» Given problem
Collect all lines containing the word "Impact" from the data.
** Begin Record set **
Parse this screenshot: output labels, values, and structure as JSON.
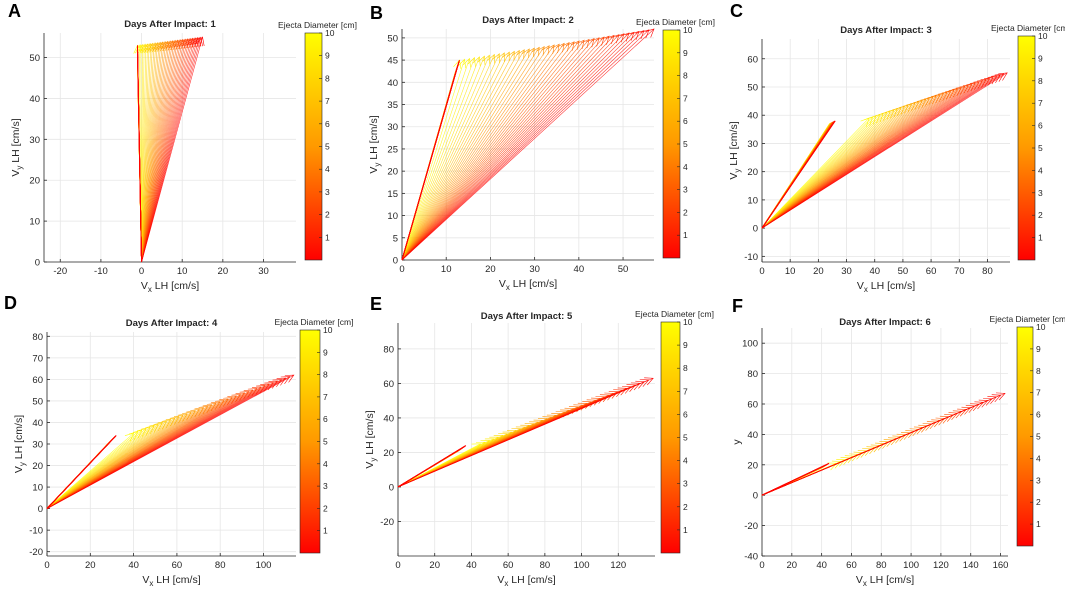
{
  "figure": {
    "colorbar_label": "Ejecta Diameter [cm]",
    "xlabel_main": "V",
    "xlabel_sub": "x",
    "xlabel_rest": " LH [cm/s]",
    "ylabel_main": "V",
    "ylabel_sub": "y",
    "ylabel_rest": " LH [cm/s]",
    "colors": {
      "low": "#ff0000",
      "high": "#ffff00",
      "grid": "#e6e6e6",
      "axis": "#262626"
    }
  },
  "chart_data": [
    {
      "panel": "A",
      "type": "quiver",
      "title": "Days After Impact: 1",
      "xlabel": "Vx LH [cm/s]",
      "ylabel": "Vy LH [cm/s]",
      "xlim": [
        -24,
        38
      ],
      "ylim": [
        0,
        56
      ],
      "xticks": [
        -20,
        -10,
        0,
        10,
        20,
        30
      ],
      "yticks": [
        0,
        10,
        20,
        30,
        40,
        50
      ],
      "origin": [
        0,
        0
      ],
      "base_start": [
        -1,
        50
      ],
      "base_end": [
        -1,
        53
      ],
      "tip_start": [
        -1,
        53
      ],
      "tip_end": [
        15,
        55
      ],
      "colorbar": {
        "label": "Ejecta Diameter [cm]",
        "range": [
          0,
          10
        ],
        "ticks": [
          1,
          2,
          3,
          4,
          5,
          6,
          7,
          8,
          9,
          10
        ]
      }
    },
    {
      "panel": "B",
      "type": "quiver",
      "title": "Days After Impact: 2",
      "xlabel": "Vx LH [cm/s]",
      "ylabel": "Vy LH [cm/s]",
      "xlim": [
        0,
        57
      ],
      "ylim": [
        0,
        52
      ],
      "xticks": [
        0,
        10,
        20,
        30,
        40,
        50
      ],
      "yticks": [
        0,
        5,
        10,
        15,
        20,
        25,
        30,
        35,
        40,
        45,
        50
      ],
      "origin": [
        0,
        0
      ],
      "base_start": [
        12,
        42
      ],
      "base_end": [
        13,
        45
      ],
      "tip_start": [
        13,
        45
      ],
      "tip_end": [
        57,
        52
      ],
      "colorbar": {
        "label": "Ejecta Diameter [cm]",
        "range": [
          0,
          10
        ],
        "ticks": [
          1,
          2,
          3,
          4,
          5,
          6,
          7,
          8,
          9,
          10
        ]
      }
    },
    {
      "panel": "C",
      "type": "quiver",
      "title": "Days After Impact: 3",
      "xlabel": "Vx LH [cm/s]",
      "ylabel": "Vy LH [cm/s]",
      "xlim": [
        0,
        88
      ],
      "ylim": [
        -12,
        67
      ],
      "xticks": [
        0,
        10,
        20,
        30,
        40,
        50,
        60,
        70,
        80
      ],
      "yticks": [
        -10,
        0,
        10,
        20,
        30,
        40,
        50,
        60
      ],
      "origin": [
        0,
        0
      ],
      "base_start": [
        24,
        37
      ],
      "base_end": [
        26,
        38
      ],
      "tip_start": [
        38,
        39
      ],
      "tip_end": [
        87,
        55
      ],
      "colorbar": {
        "label": "Ejecta Diameter [cm]",
        "range": [
          0,
          10
        ],
        "ticks": [
          1,
          2,
          3,
          4,
          5,
          6,
          7,
          8,
          9,
          10
        ]
      }
    },
    {
      "panel": "D",
      "type": "quiver",
      "title": "Days After Impact: 4",
      "xlabel": "Vx LH [cm/s]",
      "ylabel": "Vy LH [cm/s]",
      "xlim": [
        0,
        115
      ],
      "ylim": [
        -22,
        82
      ],
      "xticks": [
        0,
        20,
        40,
        60,
        80,
        100
      ],
      "yticks": [
        -20,
        -10,
        0,
        10,
        20,
        30,
        40,
        50,
        60,
        70,
        80
      ],
      "origin": [
        0,
        0
      ],
      "base_start": [
        29,
        31
      ],
      "base_end": [
        32,
        34
      ],
      "tip_start": [
        40,
        35
      ],
      "tip_end": [
        114,
        62
      ],
      "colorbar": {
        "label": "Ejecta Diameter [cm]",
        "range": [
          0,
          10
        ],
        "ticks": [
          1,
          2,
          3,
          4,
          5,
          6,
          7,
          8,
          9,
          10
        ]
      }
    },
    {
      "panel": "E",
      "type": "quiver",
      "title": "Days After Impact: 5",
      "xlabel": "Vx LH [cm/s]",
      "ylabel": "Vy LH [cm/s]",
      "xlim": [
        0,
        140
      ],
      "ylim": [
        -40,
        95
      ],
      "xticks": [
        0,
        20,
        40,
        60,
        80,
        100,
        120
      ],
      "yticks": [
        -20,
        0,
        20,
        40,
        60,
        80
      ],
      "origin": [
        0,
        0
      ],
      "base_start": [
        33,
        21
      ],
      "base_end": [
        37,
        24
      ],
      "tip_start": [
        45,
        25
      ],
      "tip_end": [
        139,
        63
      ],
      "colorbar": {
        "label": "Ejecta Diameter [cm]",
        "range": [
          0,
          10
        ],
        "ticks": [
          1,
          2,
          3,
          4,
          5,
          6,
          7,
          8,
          9,
          10
        ]
      }
    },
    {
      "panel": "F",
      "type": "quiver",
      "title": "Days After Impact: 6",
      "xlabel": "Vx LH [cm/s]",
      "ylabel": "y",
      "xlim": [
        0,
        165
      ],
      "ylim": [
        -40,
        110
      ],
      "xticks": [
        0,
        20,
        40,
        60,
        80,
        100,
        120,
        140,
        160
      ],
      "yticks": [
        -40,
        -20,
        0,
        20,
        40,
        60,
        80,
        100
      ],
      "origin": [
        0,
        0
      ],
      "base_start": [
        40,
        18
      ],
      "base_end": [
        45,
        21
      ],
      "tip_start": [
        50,
        21
      ],
      "tip_end": [
        163,
        67
      ],
      "colorbar": {
        "label": "Ejecta Diameter [cm]",
        "range": [
          0,
          10
        ],
        "ticks": [
          1,
          2,
          3,
          4,
          5,
          6,
          7,
          8,
          9,
          10
        ]
      }
    }
  ]
}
** End Record set **
» Result of this exercise
      "title": "Days After Impact: 1",
      "title": "Days After Impact: 2",
      "title": "Days After Impact: 3",
      "title": "Days After Impact: 4",
      "title": "Days After Impact: 5",
      "title": "Days After Impact: 6",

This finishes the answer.